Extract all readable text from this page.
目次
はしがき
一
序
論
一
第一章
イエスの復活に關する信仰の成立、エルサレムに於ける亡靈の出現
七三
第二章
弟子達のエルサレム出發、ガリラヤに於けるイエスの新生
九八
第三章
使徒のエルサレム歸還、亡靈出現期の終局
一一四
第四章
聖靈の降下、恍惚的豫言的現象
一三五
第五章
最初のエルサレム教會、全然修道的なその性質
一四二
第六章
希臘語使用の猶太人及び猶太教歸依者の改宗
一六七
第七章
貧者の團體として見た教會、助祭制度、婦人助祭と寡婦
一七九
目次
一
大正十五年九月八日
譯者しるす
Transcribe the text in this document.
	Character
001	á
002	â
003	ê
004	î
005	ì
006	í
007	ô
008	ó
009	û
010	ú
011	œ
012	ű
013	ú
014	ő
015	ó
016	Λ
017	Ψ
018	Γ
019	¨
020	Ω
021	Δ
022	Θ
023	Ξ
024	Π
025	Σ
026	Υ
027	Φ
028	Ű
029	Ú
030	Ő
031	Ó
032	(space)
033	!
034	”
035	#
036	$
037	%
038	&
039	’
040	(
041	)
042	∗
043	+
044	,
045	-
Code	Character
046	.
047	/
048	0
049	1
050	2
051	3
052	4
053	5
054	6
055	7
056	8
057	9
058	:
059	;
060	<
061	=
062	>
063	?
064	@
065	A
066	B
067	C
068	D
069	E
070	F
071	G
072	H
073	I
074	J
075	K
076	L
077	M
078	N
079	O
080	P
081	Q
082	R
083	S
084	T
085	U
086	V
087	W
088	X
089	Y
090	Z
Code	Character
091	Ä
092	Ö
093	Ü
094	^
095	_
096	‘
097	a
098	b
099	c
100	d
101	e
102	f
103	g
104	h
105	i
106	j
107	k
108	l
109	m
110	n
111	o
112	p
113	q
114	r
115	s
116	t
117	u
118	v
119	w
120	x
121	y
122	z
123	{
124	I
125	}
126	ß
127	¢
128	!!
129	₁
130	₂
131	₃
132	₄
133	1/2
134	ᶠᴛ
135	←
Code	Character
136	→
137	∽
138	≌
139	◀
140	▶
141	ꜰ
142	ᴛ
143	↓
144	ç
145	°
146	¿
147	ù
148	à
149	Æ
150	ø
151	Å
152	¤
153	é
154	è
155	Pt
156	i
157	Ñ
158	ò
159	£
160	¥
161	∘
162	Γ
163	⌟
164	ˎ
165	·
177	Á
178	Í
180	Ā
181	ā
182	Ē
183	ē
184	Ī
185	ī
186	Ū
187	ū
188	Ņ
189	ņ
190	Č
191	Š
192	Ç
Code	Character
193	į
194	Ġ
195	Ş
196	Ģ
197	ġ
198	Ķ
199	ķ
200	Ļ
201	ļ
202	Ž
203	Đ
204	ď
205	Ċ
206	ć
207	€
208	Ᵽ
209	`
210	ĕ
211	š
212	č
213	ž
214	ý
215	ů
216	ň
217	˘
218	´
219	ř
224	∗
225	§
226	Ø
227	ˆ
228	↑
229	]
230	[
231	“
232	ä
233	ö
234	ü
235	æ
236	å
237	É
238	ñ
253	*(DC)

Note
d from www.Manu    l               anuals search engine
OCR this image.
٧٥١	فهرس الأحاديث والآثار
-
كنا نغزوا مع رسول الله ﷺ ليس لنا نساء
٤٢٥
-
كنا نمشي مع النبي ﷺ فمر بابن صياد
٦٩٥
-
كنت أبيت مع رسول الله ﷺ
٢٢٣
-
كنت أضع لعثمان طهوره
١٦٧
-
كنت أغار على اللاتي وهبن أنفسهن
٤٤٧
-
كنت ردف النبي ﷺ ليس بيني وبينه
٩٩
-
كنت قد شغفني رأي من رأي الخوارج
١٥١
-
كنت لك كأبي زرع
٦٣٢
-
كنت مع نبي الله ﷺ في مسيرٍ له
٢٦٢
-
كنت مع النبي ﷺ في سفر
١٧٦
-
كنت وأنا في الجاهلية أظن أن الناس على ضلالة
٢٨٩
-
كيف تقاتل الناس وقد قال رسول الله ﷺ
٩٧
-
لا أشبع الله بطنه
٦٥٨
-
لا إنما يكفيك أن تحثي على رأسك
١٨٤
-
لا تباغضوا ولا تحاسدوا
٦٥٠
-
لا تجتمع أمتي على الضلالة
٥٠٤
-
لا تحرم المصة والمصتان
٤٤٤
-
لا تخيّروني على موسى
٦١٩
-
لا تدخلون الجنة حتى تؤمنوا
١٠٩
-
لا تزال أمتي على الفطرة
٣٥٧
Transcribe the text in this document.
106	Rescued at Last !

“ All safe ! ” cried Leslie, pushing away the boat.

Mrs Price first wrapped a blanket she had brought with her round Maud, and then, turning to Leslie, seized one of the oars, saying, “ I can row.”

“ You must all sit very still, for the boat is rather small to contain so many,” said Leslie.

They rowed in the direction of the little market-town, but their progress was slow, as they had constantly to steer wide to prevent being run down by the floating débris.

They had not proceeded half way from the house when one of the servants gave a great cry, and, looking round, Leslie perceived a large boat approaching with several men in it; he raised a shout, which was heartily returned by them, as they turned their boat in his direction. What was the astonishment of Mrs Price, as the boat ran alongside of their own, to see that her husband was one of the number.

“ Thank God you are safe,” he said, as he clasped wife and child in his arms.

(Exercise objective): Say, as a single number and nothing more, how many lines of the entries contain the word "رسول".

(Solution): 3